§ **Testo**:
------------------------------
Quegli onorevoli ‘pizzini’ alla Camera / La tentazione di vietare le foto in aula

 

Quegli onorevoli 'pizzini' alla Camera la tentazione di vietare le foto in aula 

 Che davvero si tratti di pizzini è ora provato da questa voglia dilagante di proteggerli per regolamento, di nasconderli ai fotografi, ai giornalisti e alla trasparenza con la forza  –  nientemeno  –  della legge. I deputati, i senatori e  –  ahinoi  –  anche i tecnici che, essendo tecnici, stanno imparando in fretta, hanno perso la pazienza quando i fotografi hanno scoperto il messaggio segreto di Enrico Letta a Mario Monti. E stanno ora cucinando la pessima idea di vietare gli zoom, di mettere i teleobiettivi al bando, di oscurare quella che dovrebbe essere la casa di vetro della democrazia.
Circolano già dei testi scritti, del Pdl e della Lega, ma sono trasversali sia l’irritazione sia queste cattive intenzioni. E non si tratta soltanto di ridicolaggini stizzite, ma di impulsi, scusate la parolona, liberticidi. Domani ne azzeccagarbuglieranno nella conferenza dei capigruppo, ovviamente a porte chiuse e lontano dai fotografi perché solo e sempre di nascosto si impastano le ribalderie.

E se ora ne raccontiamo senza riderci troppo non è soltanto per fermare sul nascere il “fotocidio”, ma anche per segnalarlo come forte indizio di una casta che sempre più sente il bisogno di nascondersi, di segretare le proprie azioni, di legittimare il travisamento, il cappuccio, la calzamaglia, il burqa.
------------------------------
§ **Dati**:

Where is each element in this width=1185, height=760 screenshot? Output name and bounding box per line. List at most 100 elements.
------------------------------
§ **Istruzioni**:
a. Nell'articolo sui pizzini alla Camera, quale messaggio hanno scoperto i fotografi?
b. Prosegui l'articolo sui pizzini alla Camera a partire dall'ultima frase riportata.

§ **Risposte per compito**:
a. Il messaggio segreto di Enrico Letta a Mario Monti.

b.
Per la verità, già prima del pizzino galeotto di Letta, l’album delle indiscrizioni rivelatrici, dei dettagli sapidi, dei tic ingigantiti, dei fuori scena che raccontano la scena, era molto lungo. Si andava dagli appuntamenti con le signorine che Berlusconi, come direbbe Lavitola, “agendava” durante infuocati dibattiti, alla famosa lista dei traditori, alle malizie inviate alle avvenenti onorevolesse Giammanco e Di Girolamo, alle schermate dei siti porno visitati mentre si discuteva della Finanziaria, al display del cellulare di Verdini terminale di traffici e commerci, agli sbadigli di Bossi, alle tenerezze di Bocchino e Carfagna paparazzate da uno scatto malandrino della Mussolini.

Le cattive abitudini in Parlamento non sono certo una novità. È vero però che si moltiplicano, diventano trasversali e che la tecnica digitale inesorabilmente le registra e le svela senza parzialità ideologiche perché è appunto tecnica, come la funzione di Mario Monti.

Ma non esiste privacy in politica. Gli uomini pubblici non hanno vita privata, meno che mai in un’aula parlamentare dove non c’è nulla di segreto e di intimo, neppure uno sbadiglio, un pisolino o un traccheggio epistolare. E un biglietto è un biglietto. Solo se lo proibisci ai fotografi diventa pizzino. Quel foglietto di Letta era tutto sommato innocente. Perché lo stanno degradando a pizzino?

Monti, per esempio, che l’ha messo a favore di obiettivo, non è vero che si è comportato ingenuamente, ma normalmente. Non ci si muove in Parlamento come in un covo. Se lo avesse fatto avrebbe rivelato le intenzioni pizzinesche che evidentemente non aveva.

Trattative, mediazioni, lungaggini, calcoli e interessi politici: l’idea di coprirli li rende odiosi, e toglie loro il carattere di fragilità umana che qualche volta hanno, perché è vero che alla Camera ci si stanca, si perde la pazienza, ci si rilassa, e qualche volta si sbaglia. Ma perché dovremmo fidarci di qualcuno che non vuole farci vedere quello che sta facendo, e che addirittura si vergogna di se stesso e delle proprie fragilità?

Va detto infine che l’uscita di scena di Berlusconi non può essere scambiata per un “tana libera tutti”. In fondo questa trovata è una variante del tentativo di vietare per legge le intercettazioni telefoniche, appartiene alla stessa famiglia, alla stessa maligna volontà di censurare e inaridire le fonti. Il sospetto è che, finito il carnevale, si nasconda dietro la quaresima l’idea che adesso alla politica ci si debba accostare come ad un sacramento, voltando il capo, con gli occhi bassi, in ginocchio.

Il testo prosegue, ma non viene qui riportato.